[Given instruction] Transcribe all of the data exactly. Omit the pictures.

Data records
————————
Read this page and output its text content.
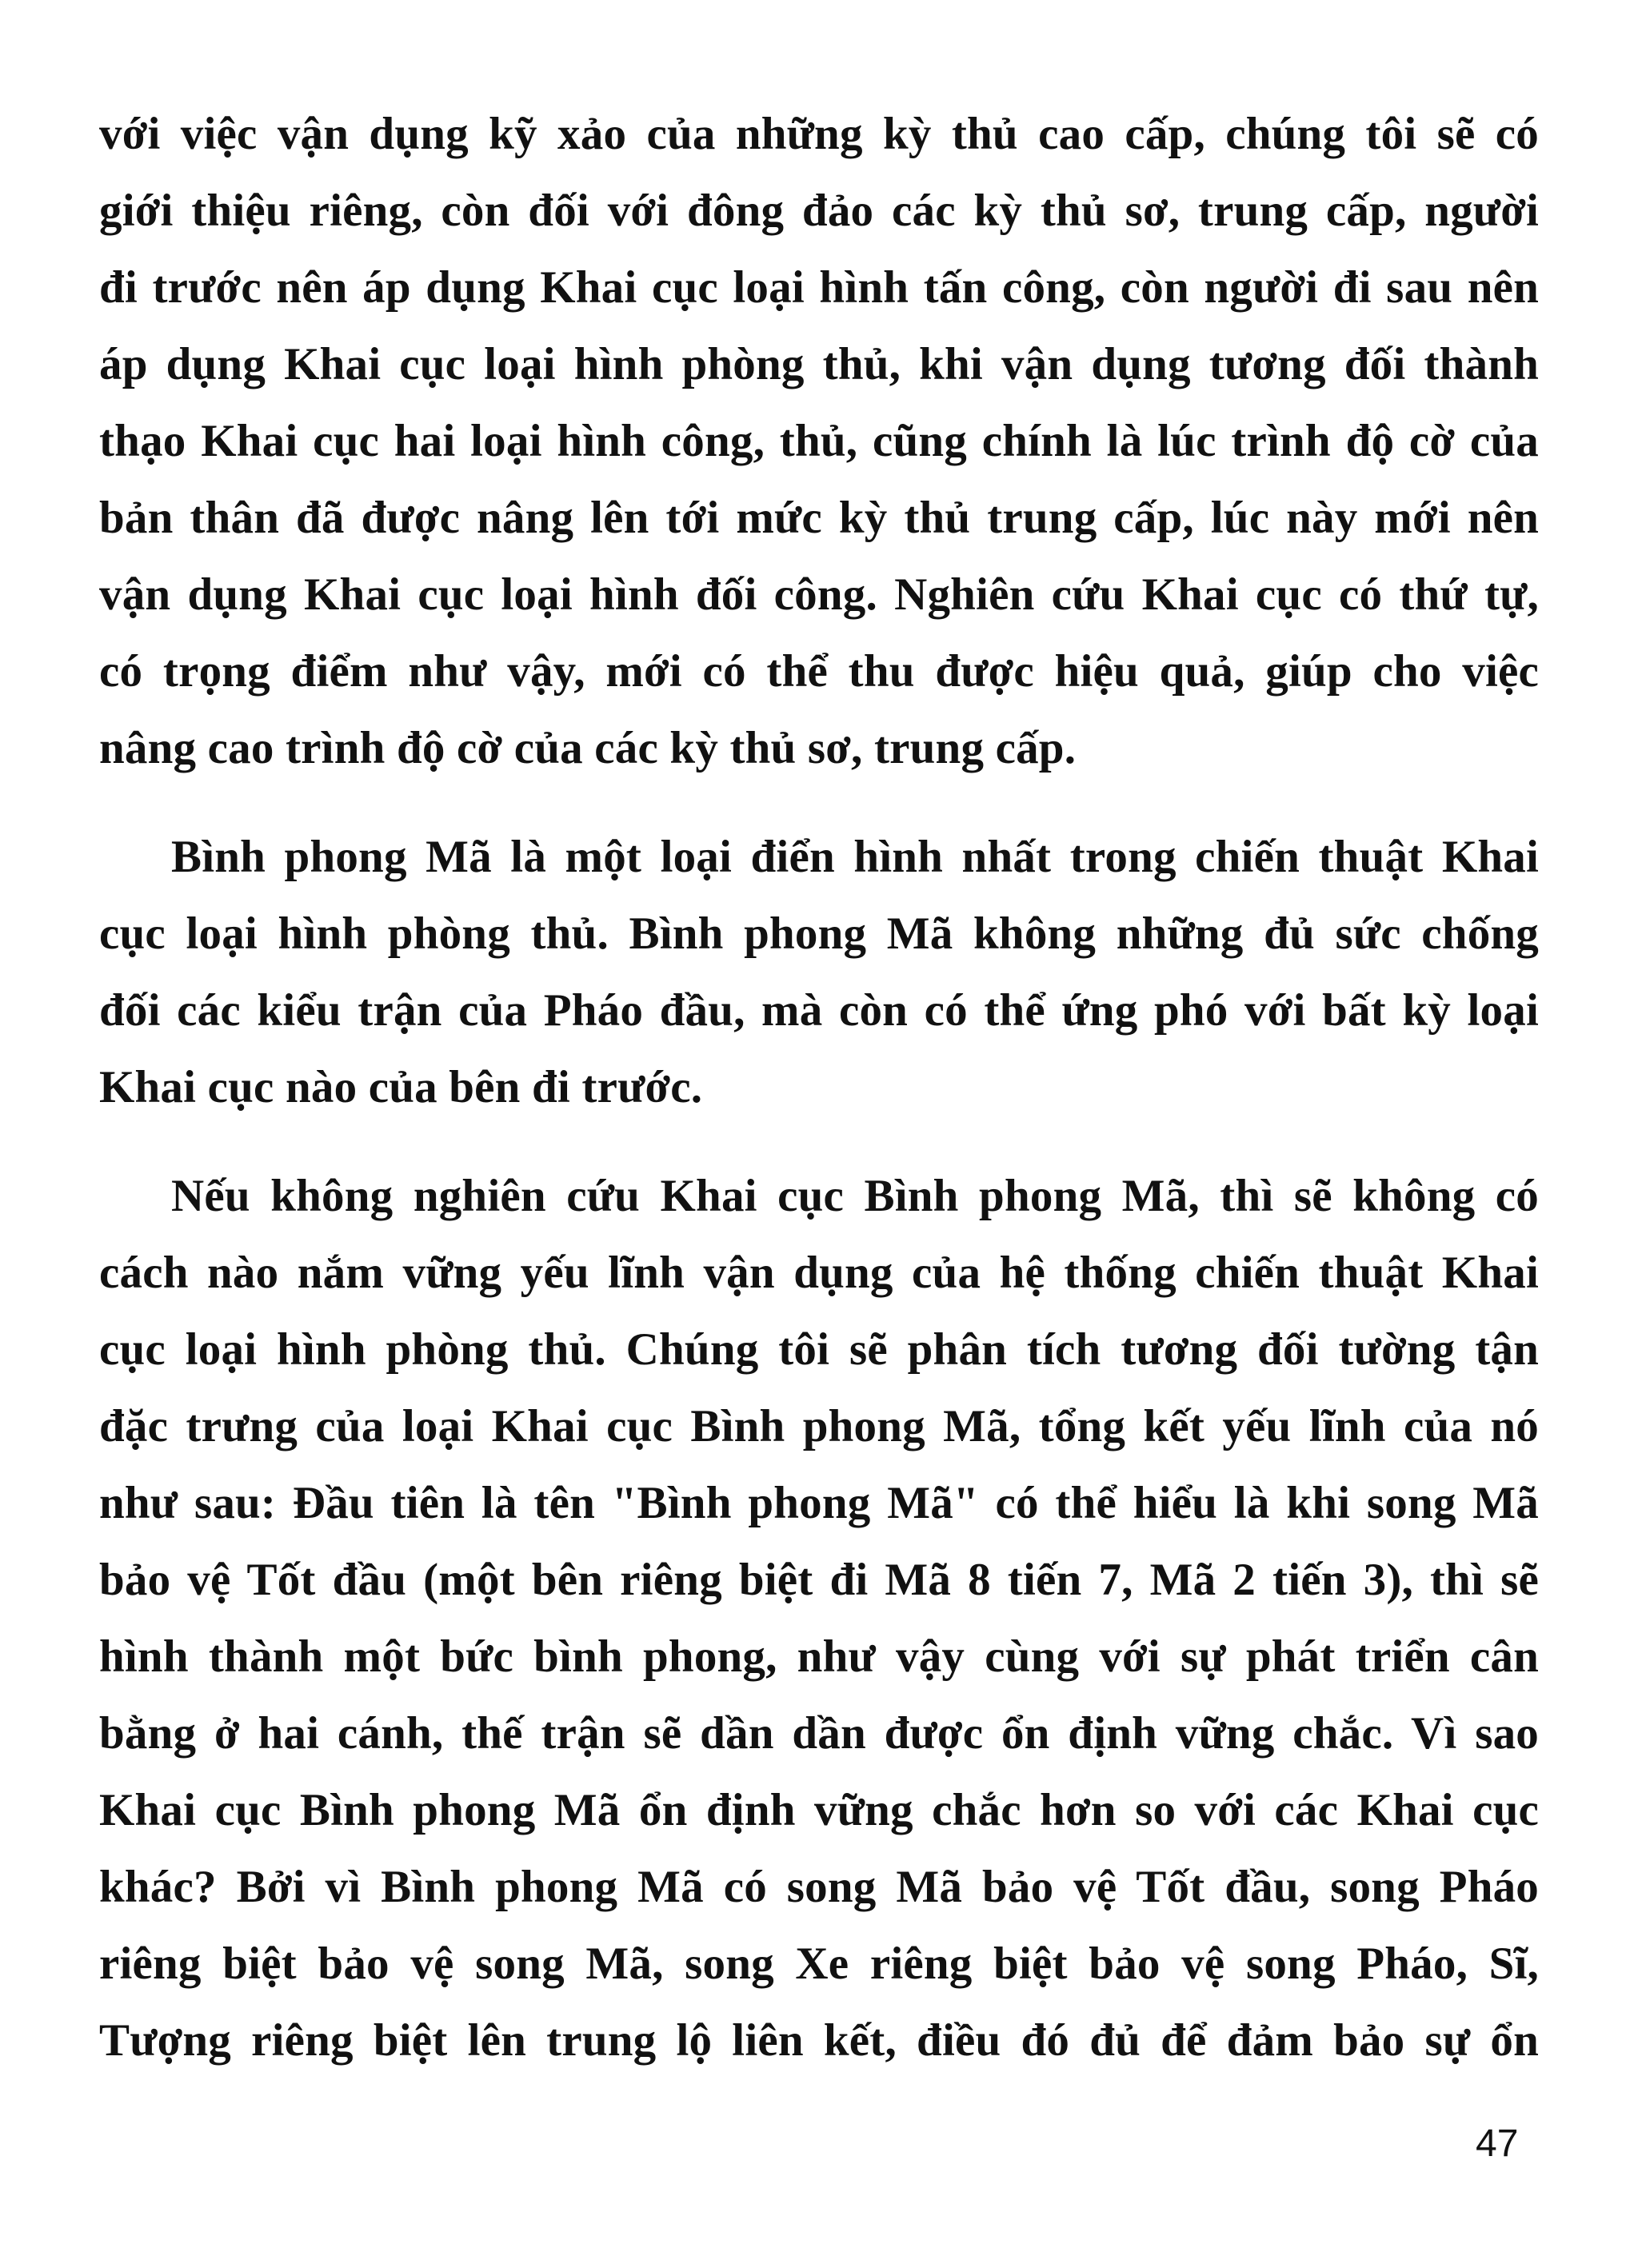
với việc vận dụng kỹ xảo của những kỳ thủ cao cấp, chúng tôi sẽ có
giới thiệu riêng, còn đối với đông đảo các kỳ thủ sơ, trung cấp, người
đi trước nên áp dụng Khai cục loại hình tấn công, còn người đi sau nên
áp dụng Khai cục loại hình phòng thủ, khi vận dụng tương đối thành
thạo Khai cục hai loại hình công, thủ, cũng chính là lúc trình độ cờ của
bản thân đã được nâng lên tới mức kỳ thủ trung cấp, lúc này mới nên
vận dụng Khai cục loại hình đối công. Nghiên cứu Khai cục có thứ tự,
có trọng điểm như vậy, mới có thể thu được hiệu quả, giúp cho việc
nâng cao trình độ cờ của các kỳ thủ sơ, trung cấp.
Bình phong Mã là một loại điển hình nhất trong chiến thuật Khai
cục loại hình phòng thủ. Bình phong Mã không những đủ sức chống
đối các kiểu trận của Pháo đầu, mà còn có thể ứng phó với bất kỳ loại
Khai cục nào của bên đi trước.
Nếu không nghiên cứu Khai cục Bình phong Mã, thì sẽ không có
cách nào nắm vững yếu lĩnh vận dụng của hệ thống chiến thuật Khai
cục loại hình phòng thủ. Chúng tôi sẽ phân tích tương đối tường tận
đặc trưng của loại Khai cục Bình phong Mã, tổng kết yếu lĩnh của nó
như sau: Đầu tiên là tên "Bình phong Mã" có thể hiểu là khi song Mã
bảo vệ Tốt đầu (một bên riêng biệt đi Mã 8 tiến 7, Mã 2 tiến 3), thì sẽ
hình thành một bức bình phong, như vậy cùng với sự phát triển cân
bằng ở hai cánh, thế trận sẽ dần dần được ổn định vững chắc. Vì sao
Khai cục Bình phong Mã ổn định vững chắc hơn so với các Khai cục
khác? Bởi vì Bình phong Mã có song Mã bảo vệ Tốt đầu, song Pháo
riêng biệt bảo vệ song Mã, song Xe riêng biệt bảo vệ song Pháo, Sĩ,
Tượng riêng biệt lên trung lộ liên kết, điều đó đủ để đảm bảo sự ổn
47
————————
[Reply]
Read this page and output its text content.
với việc vận dụng kỹ xảo của những kỳ thủ cao cấp, chúng tôi sẽ có
giới thiệu riêng, còn đối với đông đảo các kỳ thủ sơ, trung cấp, người
đi trước nên áp dụng Khai cục loại hình tấn công, còn người đi sau nên
áp dụng Khai cục loại hình phòng thủ, khi vận dụng tương đối thành
thạo Khai cục hai loại hình công, thủ, cũng chính là lúc trình độ cờ của
bản thân đã được nâng lên tới mức kỳ thủ trung cấp, lúc này mới nên
vận dụng Khai cục loại hình đối công. Nghiên cứu Khai cục có thứ tự,
có trọng điểm như vậy, mới có thể thu được hiệu quả, giúp cho việc
nâng cao trình độ cờ của các kỳ thủ sơ, trung cấp.
Bình phong Mã là một loại điển hình nhất trong chiến thuật Khai
cục loại hình phòng thủ. Bình phong Mã không những đủ sức chống
đối các kiểu trận của Pháo đầu, mà còn có thể ứng phó với bất kỳ loại
Khai cục nào của bên đi trước.
Nếu không nghiên cứu Khai cục Bình phong Mã, thì sẽ không có
cách nào nắm vững yếu lĩnh vận dụng của hệ thống chiến thuật Khai
cục loại hình phòng thủ. Chúng tôi sẽ phân tích tương đối tường tận
đặc trưng của loại Khai cục Bình phong Mã, tổng kết yếu lĩnh của nó
như sau: Đầu tiên là tên "Bình phong Mã" có thể hiểu là khi song Mã
bảo vệ Tốt đầu (một bên riêng biệt đi Mã 8 tiến 7, Mã 2 tiến 3), thì sẽ
hình thành một bức bình phong, như vậy cùng với sự phát triển cân
bằng ở hai cánh, thế trận sẽ dần dần được ổn định vững chắc. Vì sao
Khai cục Bình phong Mã ổn định vững chắc hơn so với các Khai cục
khác? Bởi vì Bình phong Mã có song Mã bảo vệ Tốt đầu, song Pháo
riêng biệt bảo vệ song Mã, song Xe riêng biệt bảo vệ song Pháo, Sĩ,
Tượng riêng biệt lên trung lộ liên kết, điều đó đủ để đảm bảo sự ổn
47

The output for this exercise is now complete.